Every entry below should be transcribed exactly; pictures stay out of the copy.

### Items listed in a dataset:
--------

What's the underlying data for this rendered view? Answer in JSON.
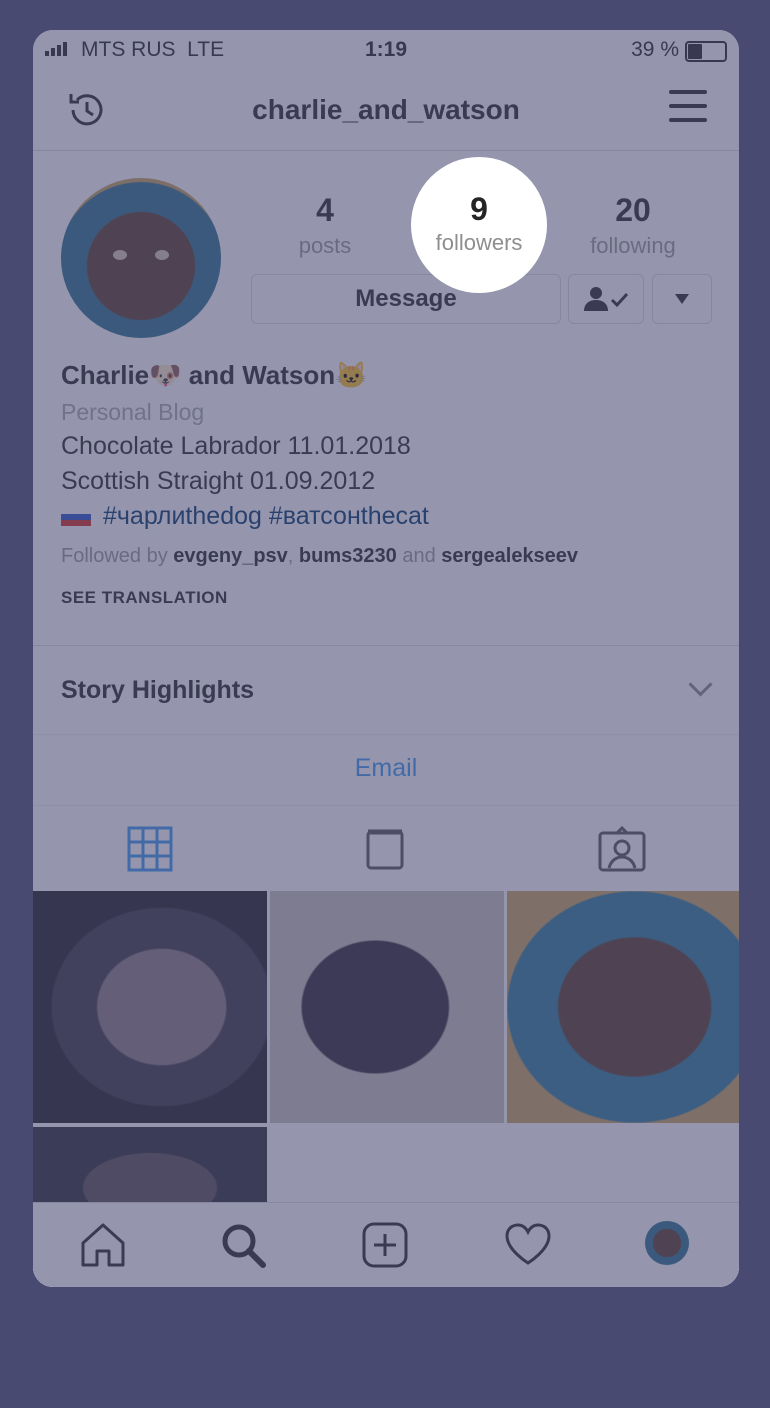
{
  "status_bar": {
    "carrier": "MTS RUS",
    "network": "LTE",
    "time": "1:19",
    "battery": "39 %"
  },
  "header": {
    "username": "charlie_and_watson"
  },
  "stats": {
    "posts": {
      "value": "4",
      "label": "posts"
    },
    "followers": {
      "value": "9",
      "label": "followers"
    },
    "following": {
      "value": "20",
      "label": "following"
    }
  },
  "actions": {
    "message_label": "Message"
  },
  "bio": {
    "name": "Charlie🐶 and Watson🐱",
    "category": "Personal Blog",
    "line1": "Chocolate Labrador 11.01.2018",
    "line2": "Scottish Straight 01.09.2012",
    "hashtags": "#чарлиthedog #ватсонthecat",
    "followed_prefix": "Followed by",
    "followed_user1": "evgeny_psv",
    "followed_user2": "bums3230",
    "followed_and": "and",
    "followed_user3": "sergealekseev",
    "see_translation": "SEE TRANSLATION"
  },
  "highlights": {
    "title": "Story Highlights"
  },
  "contact": {
    "email_label": "Email"
  },
  "colors": {
    "accent": "#3897f0",
    "overlay": "#484a72"
  }
}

--------

### THE RESULT:
What's the underlying data for this rendered view? Answer in JSON.
{
  "status_bar": {
    "carrier": "MTS RUS",
    "network": "LTE",
    "time": "1:19",
    "battery": "39 %"
  },
  "header": {
    "username": "charlie_and_watson"
  },
  "stats": {
    "posts": {
      "value": "4",
      "label": "posts"
    },
    "followers": {
      "value": "9",
      "label": "followers"
    },
    "following": {
      "value": "20",
      "label": "following"
    }
  },
  "actions": {
    "message_label": "Message"
  },
  "bio": {
    "name": "Charlie🐶 and Watson🐱",
    "category": "Personal Blog",
    "line1": "Chocolate Labrador 11.01.2018",
    "line2": "Scottish Straight 01.09.2012",
    "hashtags": "#чарлиthedog #ватсонthecat",
    "followed_prefix": "Followed by",
    "followed_user1": "evgeny_psv",
    "followed_user2": "bums3230",
    "followed_and": "and",
    "followed_user3": "sergealekseev",
    "see_translation": "SEE TRANSLATION"
  },
  "highlights": {
    "title": "Story Highlights"
  },
  "contact": {
    "email_label": "Email"
  },
  "colors": {
    "accent": "#3897f0",
    "overlay": "#484a72"
  }
}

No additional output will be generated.